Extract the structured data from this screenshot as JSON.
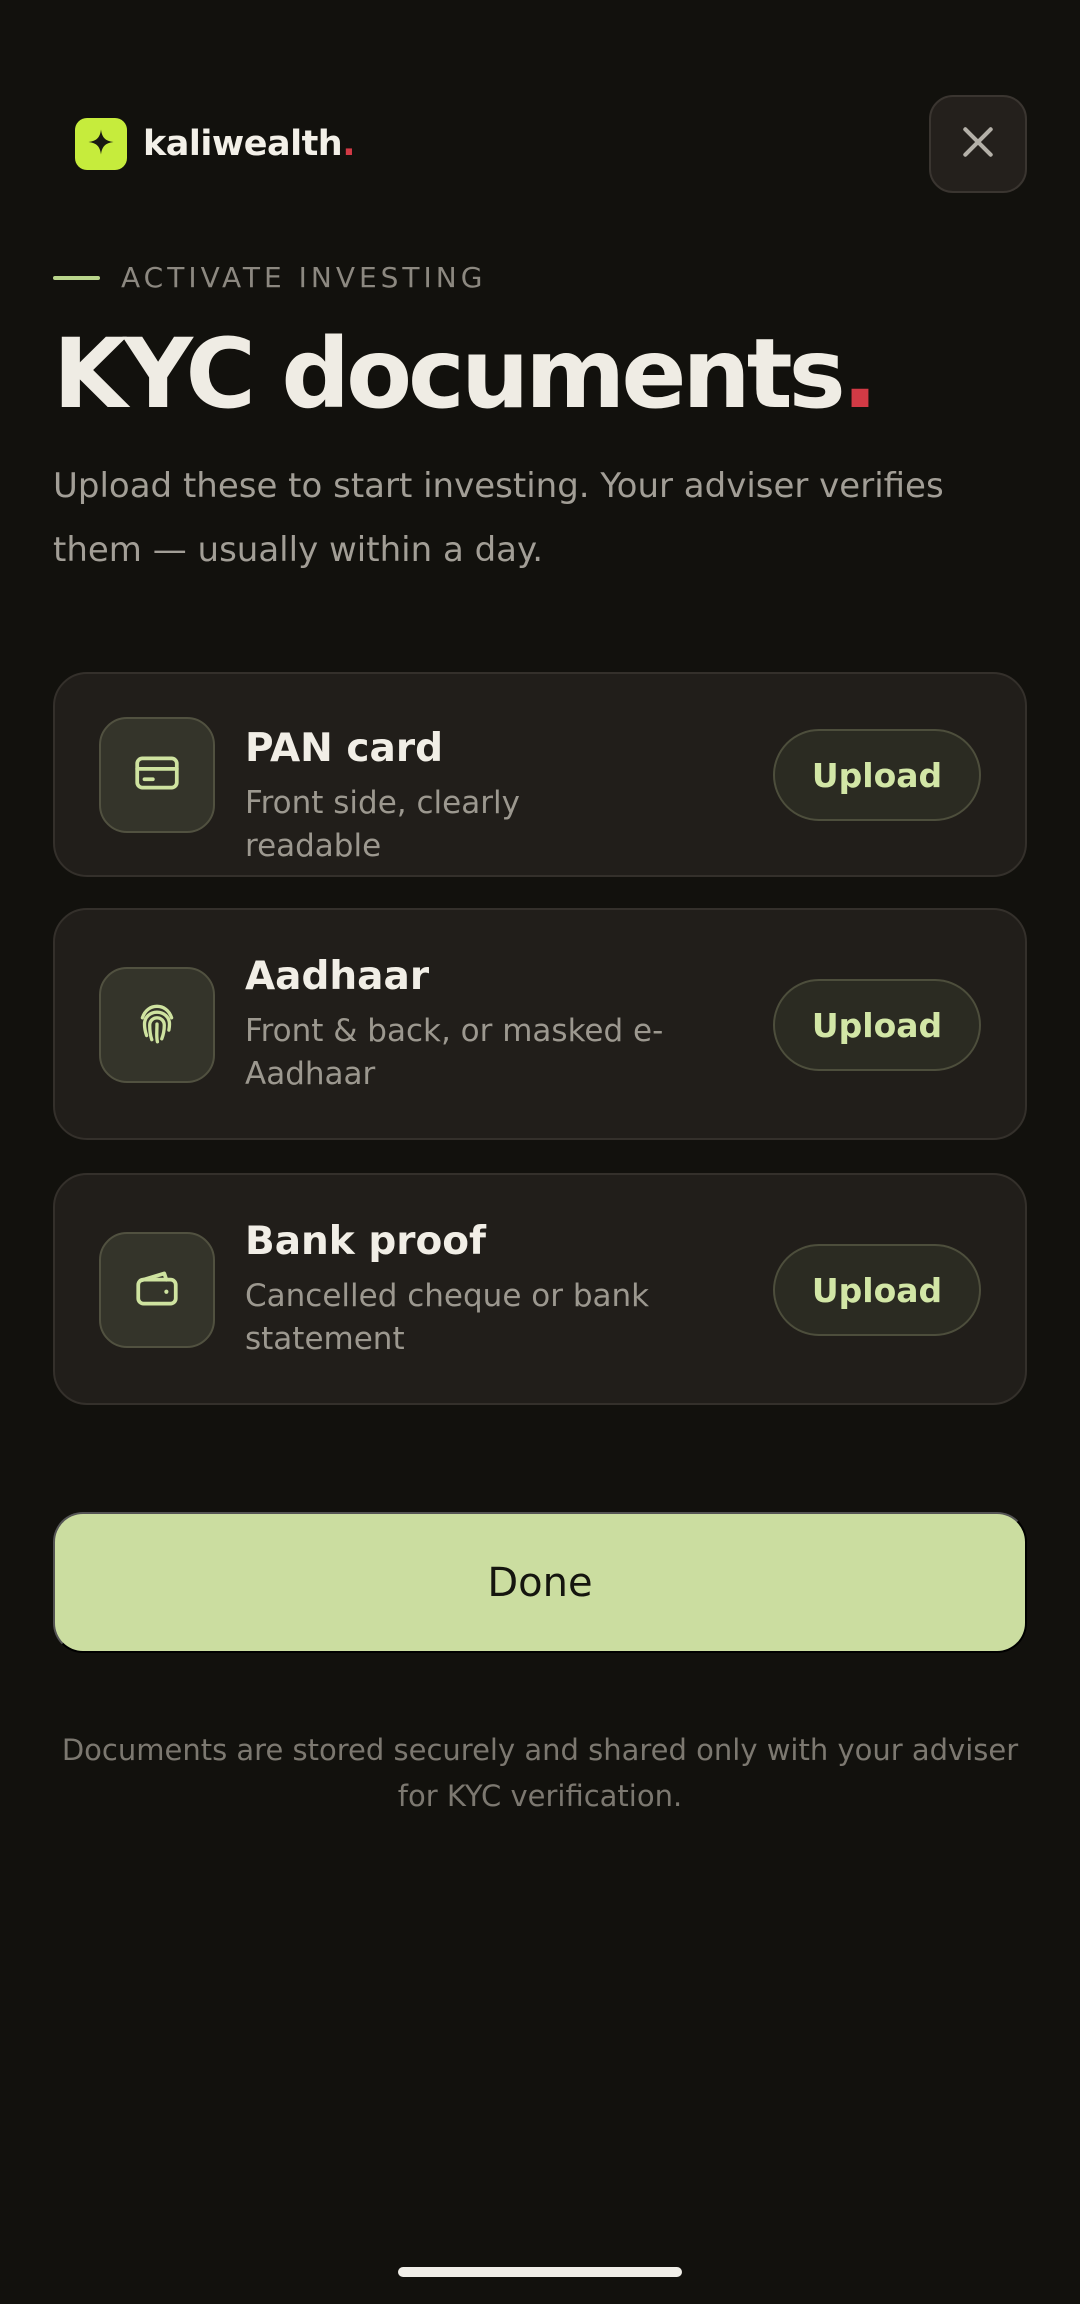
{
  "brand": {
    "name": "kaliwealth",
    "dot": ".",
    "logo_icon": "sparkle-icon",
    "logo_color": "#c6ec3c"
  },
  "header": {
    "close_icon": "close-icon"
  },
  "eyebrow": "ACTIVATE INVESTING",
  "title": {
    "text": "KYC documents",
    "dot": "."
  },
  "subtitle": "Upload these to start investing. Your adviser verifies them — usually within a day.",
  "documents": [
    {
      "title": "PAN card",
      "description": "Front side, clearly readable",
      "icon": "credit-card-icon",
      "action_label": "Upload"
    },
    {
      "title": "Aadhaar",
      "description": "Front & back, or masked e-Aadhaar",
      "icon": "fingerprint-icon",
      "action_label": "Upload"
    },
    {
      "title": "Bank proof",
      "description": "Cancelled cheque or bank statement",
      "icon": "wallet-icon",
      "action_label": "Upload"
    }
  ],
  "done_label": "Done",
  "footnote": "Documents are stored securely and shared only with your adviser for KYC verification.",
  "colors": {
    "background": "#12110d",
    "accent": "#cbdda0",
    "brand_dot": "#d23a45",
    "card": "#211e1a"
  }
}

_Work to be completed_
Return the records exactly. Don't carry the pictures over.

_Response to this exercise_
Extract the structured data from this screenshot as JSON.
{
  "brand": {
    "name": "kaliwealth",
    "dot": ".",
    "logo_icon": "sparkle-icon",
    "logo_color": "#c6ec3c"
  },
  "header": {
    "close_icon": "close-icon"
  },
  "eyebrow": "ACTIVATE INVESTING",
  "title": {
    "text": "KYC documents",
    "dot": "."
  },
  "subtitle": "Upload these to start investing. Your adviser verifies them — usually within a day.",
  "documents": [
    {
      "title": "PAN card",
      "description": "Front side, clearly readable",
      "icon": "credit-card-icon",
      "action_label": "Upload"
    },
    {
      "title": "Aadhaar",
      "description": "Front & back, or masked e-Aadhaar",
      "icon": "fingerprint-icon",
      "action_label": "Upload"
    },
    {
      "title": "Bank proof",
      "description": "Cancelled cheque or bank statement",
      "icon": "wallet-icon",
      "action_label": "Upload"
    }
  ],
  "done_label": "Done",
  "footnote": "Documents are stored securely and shared only with your adviser for KYC verification.",
  "colors": {
    "background": "#12110d",
    "accent": "#cbdda0",
    "brand_dot": "#d23a45",
    "card": "#211e1a"
  }
}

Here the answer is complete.